## Task material
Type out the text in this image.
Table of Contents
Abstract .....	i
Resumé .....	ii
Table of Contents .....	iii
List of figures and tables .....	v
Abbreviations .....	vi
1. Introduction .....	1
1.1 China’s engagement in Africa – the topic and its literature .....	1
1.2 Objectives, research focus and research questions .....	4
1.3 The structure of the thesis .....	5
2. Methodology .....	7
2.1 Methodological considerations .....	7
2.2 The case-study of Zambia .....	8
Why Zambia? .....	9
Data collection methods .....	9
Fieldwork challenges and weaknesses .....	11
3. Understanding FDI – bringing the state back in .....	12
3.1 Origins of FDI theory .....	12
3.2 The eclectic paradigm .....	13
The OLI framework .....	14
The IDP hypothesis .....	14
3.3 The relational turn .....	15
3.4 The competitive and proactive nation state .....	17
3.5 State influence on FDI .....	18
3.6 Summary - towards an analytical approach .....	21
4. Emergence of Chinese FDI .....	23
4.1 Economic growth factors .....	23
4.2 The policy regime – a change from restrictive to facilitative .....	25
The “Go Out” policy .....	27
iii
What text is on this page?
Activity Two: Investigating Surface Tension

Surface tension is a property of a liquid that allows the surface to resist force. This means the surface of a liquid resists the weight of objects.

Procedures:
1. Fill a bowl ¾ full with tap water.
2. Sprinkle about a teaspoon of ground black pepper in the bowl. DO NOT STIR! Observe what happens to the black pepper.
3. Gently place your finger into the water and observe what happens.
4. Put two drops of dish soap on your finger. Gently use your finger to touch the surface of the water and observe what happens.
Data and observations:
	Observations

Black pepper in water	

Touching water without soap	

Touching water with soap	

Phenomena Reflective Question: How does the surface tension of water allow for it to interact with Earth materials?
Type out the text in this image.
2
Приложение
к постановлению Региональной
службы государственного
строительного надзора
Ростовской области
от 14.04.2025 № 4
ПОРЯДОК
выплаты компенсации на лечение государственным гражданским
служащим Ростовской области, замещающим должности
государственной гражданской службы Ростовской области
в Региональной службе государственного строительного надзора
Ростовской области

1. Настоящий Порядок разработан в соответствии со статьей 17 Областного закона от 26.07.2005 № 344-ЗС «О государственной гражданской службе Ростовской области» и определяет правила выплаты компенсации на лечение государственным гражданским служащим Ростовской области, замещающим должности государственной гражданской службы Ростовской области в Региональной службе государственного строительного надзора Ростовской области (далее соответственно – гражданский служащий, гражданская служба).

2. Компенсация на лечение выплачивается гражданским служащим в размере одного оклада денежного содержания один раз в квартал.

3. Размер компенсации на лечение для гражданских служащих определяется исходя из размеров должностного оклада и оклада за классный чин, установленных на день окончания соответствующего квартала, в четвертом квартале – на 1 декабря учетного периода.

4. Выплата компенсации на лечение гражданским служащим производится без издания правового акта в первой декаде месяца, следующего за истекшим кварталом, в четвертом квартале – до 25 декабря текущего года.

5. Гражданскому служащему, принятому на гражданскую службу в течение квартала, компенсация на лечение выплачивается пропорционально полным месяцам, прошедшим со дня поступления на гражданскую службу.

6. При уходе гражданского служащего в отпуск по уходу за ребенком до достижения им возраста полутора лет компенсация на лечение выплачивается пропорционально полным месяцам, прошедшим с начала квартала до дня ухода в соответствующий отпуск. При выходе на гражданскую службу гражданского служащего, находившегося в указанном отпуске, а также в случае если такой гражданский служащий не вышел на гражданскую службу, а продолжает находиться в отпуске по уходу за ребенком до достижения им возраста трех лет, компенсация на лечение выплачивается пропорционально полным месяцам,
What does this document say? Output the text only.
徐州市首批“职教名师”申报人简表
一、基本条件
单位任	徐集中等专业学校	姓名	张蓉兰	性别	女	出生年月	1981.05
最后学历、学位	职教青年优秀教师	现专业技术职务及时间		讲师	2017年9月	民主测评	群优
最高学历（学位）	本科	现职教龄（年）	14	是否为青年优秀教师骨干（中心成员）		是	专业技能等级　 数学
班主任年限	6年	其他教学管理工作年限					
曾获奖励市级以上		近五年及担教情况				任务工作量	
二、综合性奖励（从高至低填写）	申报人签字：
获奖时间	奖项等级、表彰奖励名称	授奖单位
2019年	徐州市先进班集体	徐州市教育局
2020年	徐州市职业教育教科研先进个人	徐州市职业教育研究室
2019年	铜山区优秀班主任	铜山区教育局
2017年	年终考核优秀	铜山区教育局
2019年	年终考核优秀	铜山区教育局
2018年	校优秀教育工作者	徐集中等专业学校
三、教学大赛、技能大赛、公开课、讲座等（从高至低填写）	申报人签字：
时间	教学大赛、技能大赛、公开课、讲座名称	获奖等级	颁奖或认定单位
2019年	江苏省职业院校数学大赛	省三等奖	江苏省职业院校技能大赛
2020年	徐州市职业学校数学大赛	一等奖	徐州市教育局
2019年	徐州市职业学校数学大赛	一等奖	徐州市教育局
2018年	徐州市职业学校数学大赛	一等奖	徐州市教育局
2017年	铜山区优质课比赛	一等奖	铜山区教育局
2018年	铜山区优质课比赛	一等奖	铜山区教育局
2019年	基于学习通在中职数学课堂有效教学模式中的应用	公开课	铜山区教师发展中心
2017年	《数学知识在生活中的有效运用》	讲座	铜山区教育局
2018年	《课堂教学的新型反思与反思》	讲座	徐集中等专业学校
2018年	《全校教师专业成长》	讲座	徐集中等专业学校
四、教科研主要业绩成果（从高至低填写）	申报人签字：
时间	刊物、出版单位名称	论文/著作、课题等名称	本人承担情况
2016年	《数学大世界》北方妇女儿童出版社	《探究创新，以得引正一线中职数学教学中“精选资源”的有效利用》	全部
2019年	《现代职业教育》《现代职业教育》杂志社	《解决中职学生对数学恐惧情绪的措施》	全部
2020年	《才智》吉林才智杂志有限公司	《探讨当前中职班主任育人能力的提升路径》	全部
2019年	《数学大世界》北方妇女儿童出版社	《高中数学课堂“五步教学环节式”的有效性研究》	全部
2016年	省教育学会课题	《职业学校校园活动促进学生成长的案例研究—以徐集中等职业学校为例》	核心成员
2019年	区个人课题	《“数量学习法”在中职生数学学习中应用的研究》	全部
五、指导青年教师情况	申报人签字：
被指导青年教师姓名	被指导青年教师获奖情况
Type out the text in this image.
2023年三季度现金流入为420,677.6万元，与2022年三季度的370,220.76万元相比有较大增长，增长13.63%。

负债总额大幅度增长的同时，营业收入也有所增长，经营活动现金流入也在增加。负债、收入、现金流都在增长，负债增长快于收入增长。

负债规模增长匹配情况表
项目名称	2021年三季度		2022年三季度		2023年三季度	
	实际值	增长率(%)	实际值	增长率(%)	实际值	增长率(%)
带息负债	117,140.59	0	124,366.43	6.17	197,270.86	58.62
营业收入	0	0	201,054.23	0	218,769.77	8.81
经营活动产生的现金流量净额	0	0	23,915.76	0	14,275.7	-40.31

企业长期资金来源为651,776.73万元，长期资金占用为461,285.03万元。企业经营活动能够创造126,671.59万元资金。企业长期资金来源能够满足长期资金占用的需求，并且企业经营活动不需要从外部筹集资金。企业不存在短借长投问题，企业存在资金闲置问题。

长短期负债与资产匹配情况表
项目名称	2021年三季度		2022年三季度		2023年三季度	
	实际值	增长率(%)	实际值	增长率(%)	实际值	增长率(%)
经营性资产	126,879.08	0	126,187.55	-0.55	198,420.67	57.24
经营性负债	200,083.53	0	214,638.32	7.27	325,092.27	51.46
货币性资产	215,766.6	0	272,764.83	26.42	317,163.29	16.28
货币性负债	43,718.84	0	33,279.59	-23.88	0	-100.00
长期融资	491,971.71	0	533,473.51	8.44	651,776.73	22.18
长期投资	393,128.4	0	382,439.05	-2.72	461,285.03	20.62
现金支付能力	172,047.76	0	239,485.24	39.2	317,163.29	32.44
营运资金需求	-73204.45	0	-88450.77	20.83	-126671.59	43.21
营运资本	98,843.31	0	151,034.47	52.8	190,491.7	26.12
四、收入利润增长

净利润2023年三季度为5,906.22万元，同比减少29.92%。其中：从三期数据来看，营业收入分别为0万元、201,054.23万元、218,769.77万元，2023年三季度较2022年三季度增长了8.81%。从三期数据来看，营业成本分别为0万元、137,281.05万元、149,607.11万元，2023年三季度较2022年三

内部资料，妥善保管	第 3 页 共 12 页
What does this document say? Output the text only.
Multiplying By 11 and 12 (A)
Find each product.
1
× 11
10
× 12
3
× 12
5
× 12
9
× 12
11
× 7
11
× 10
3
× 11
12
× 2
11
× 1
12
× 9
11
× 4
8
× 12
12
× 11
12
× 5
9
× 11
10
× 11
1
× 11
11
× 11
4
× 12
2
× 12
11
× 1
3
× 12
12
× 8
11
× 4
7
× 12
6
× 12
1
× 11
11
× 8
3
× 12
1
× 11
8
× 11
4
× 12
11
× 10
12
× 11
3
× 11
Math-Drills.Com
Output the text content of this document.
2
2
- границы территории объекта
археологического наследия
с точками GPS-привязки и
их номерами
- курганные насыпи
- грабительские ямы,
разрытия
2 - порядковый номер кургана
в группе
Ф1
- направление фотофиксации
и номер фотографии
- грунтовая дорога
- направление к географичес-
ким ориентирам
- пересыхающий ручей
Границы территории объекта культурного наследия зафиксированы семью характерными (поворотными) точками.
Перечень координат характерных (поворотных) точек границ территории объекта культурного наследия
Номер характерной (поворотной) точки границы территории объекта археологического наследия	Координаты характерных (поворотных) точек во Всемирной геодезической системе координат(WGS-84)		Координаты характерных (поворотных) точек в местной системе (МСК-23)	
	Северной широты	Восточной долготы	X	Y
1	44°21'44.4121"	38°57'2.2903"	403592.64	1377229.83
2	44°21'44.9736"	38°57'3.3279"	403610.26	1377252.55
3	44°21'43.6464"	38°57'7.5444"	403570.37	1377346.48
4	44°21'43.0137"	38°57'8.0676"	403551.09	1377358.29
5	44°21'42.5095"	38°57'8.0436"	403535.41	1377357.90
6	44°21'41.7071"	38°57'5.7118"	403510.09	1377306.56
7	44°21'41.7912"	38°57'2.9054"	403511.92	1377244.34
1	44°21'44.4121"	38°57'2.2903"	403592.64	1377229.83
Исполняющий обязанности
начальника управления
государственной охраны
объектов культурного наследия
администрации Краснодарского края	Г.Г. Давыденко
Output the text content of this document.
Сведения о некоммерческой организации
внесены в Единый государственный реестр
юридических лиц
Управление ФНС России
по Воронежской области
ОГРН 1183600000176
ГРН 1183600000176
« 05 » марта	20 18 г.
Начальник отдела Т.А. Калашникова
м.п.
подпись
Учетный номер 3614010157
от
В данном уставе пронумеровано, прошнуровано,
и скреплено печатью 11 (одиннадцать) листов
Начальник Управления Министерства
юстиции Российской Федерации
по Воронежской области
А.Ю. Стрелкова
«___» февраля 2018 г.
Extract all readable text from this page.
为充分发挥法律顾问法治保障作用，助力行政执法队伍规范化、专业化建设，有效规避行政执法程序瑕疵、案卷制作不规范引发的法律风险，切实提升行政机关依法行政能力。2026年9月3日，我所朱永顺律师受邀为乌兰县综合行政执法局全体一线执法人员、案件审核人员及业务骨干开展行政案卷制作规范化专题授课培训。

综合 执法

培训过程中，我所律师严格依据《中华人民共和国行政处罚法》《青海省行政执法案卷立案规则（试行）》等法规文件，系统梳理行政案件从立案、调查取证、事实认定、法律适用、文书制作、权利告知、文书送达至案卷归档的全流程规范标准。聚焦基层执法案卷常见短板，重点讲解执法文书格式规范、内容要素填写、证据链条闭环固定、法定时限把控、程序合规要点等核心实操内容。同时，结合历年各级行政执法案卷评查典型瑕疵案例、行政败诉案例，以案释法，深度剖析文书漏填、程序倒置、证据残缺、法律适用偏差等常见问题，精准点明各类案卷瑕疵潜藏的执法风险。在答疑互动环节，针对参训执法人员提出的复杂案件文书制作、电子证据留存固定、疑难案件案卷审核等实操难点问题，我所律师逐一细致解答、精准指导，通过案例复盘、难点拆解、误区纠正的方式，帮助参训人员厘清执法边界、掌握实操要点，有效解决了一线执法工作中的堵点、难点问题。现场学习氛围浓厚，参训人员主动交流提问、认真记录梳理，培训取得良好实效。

## Your instructions
Using the entries above, return each line that includes the word "поворотных".

## Final result
Перечень координат характерных (поворотных) точек границ территории объекта культурного наследия
Номер характерной (поворотной) точки границы территории объекта археологического наследия	Координаты характерных (поворотных) точек во Всемирной геодезической системе координат(WGS-84)		Координаты характерных (поворотных) точек в местной системе (МСК-23)	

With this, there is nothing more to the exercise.